» Given request:
Gather the lines that hold the string "about".

Saved entries
◇ ◇ ◇

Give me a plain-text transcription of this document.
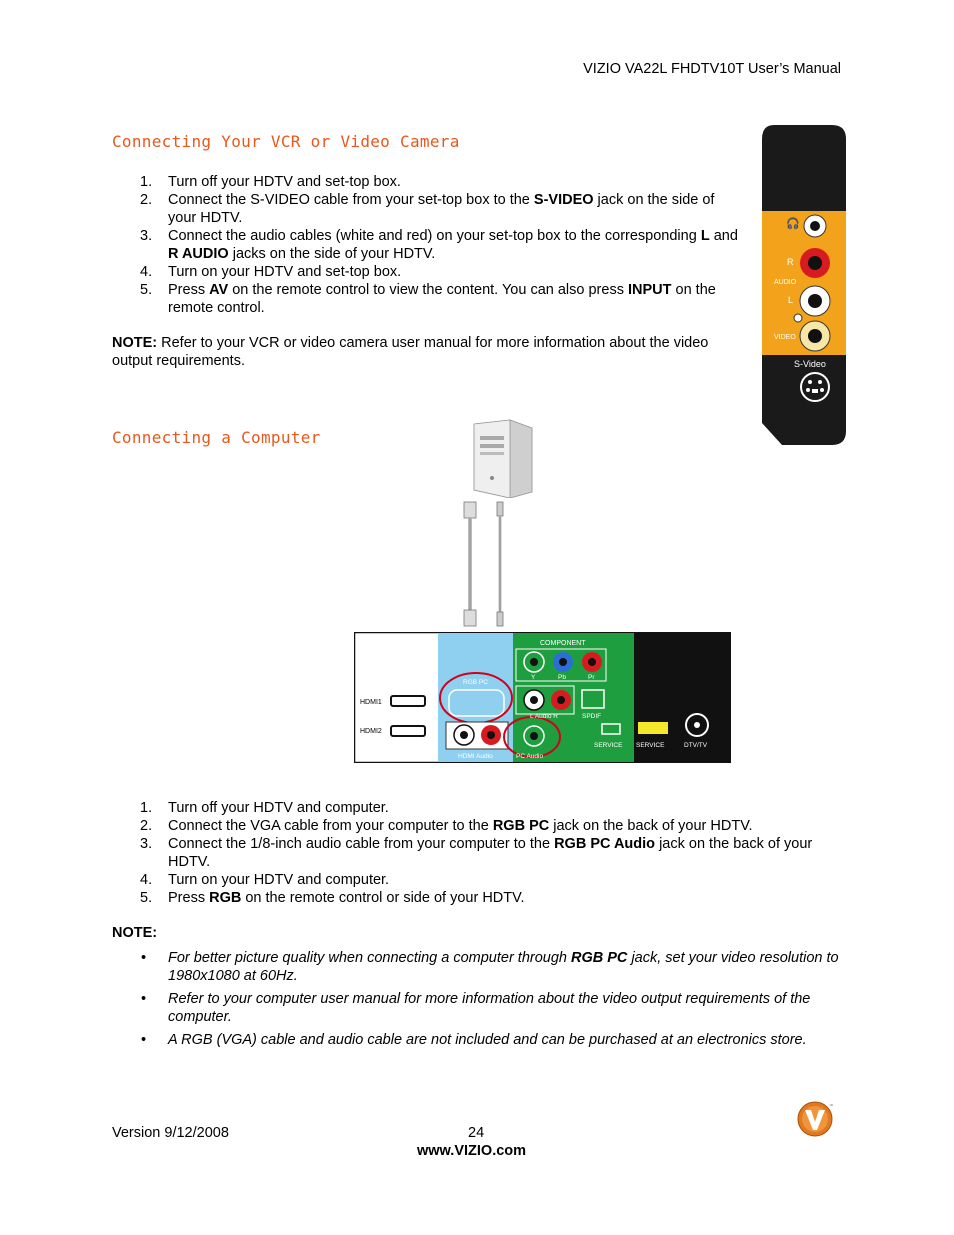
VIZIO VA22L FHDTV10T User’s Manual
Connecting Your VCR or Video Camera
1. Turn off your HDTV and set-top box.
2. Connect the S-VIDEO cable from your set-top box to the S-VIDEO jack on the side of your HDTV.
3. Connect the audio cables (white and red) on your set-top box to the corresponding L and R AUDIO jacks on the side of your HDTV.
4. Turn on your HDTV and set-top box.
5. Press AV on the remote control to view the content. You can also press INPUT on the remote control.
NOTE: Refer to your VCR or video camera user manual for more information about the video output requirements.
🎧
R
AUDIO
L
VIDEO
S-Video
Connecting a Computer
HDMI1
HDMI2
RGB PC
HDMI Audio	PC Audio
COMPONENT
Y	Pb	Pr
L Audio R	SPDIF
SERVICE SERVICE	DTV/TV
1. Turn off your HDTV and computer.
2. Connect the VGA cable from your computer to the RGB PC jack on the back of your HDTV.
3. Connect the 1/8-inch audio cable from your computer to the RGB PC Audio jack on the back of your HDTV.
4. Turn on your HDTV and computer.
5. Press RGB on the remote control or side of your HDTV.
NOTE:
• For better picture quality when connecting a computer through RGB PC jack, set your video resolution to 1980x1080 at 60Hz.
• Refer to your computer user manual for more information about the video output requirements of the computer.
• A RGB (VGA) cable and audio cable are not included and can be purchased at an electronics store.
Version 9/12/2008	24
www.VIZIO.com
™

◇ ◇ ◇

» Exercise result:
NOTE: Refer to your VCR or video camera user manual for more information about the video output requirements.
• Refer to your computer user manual for more information about the video output requirements of the computer.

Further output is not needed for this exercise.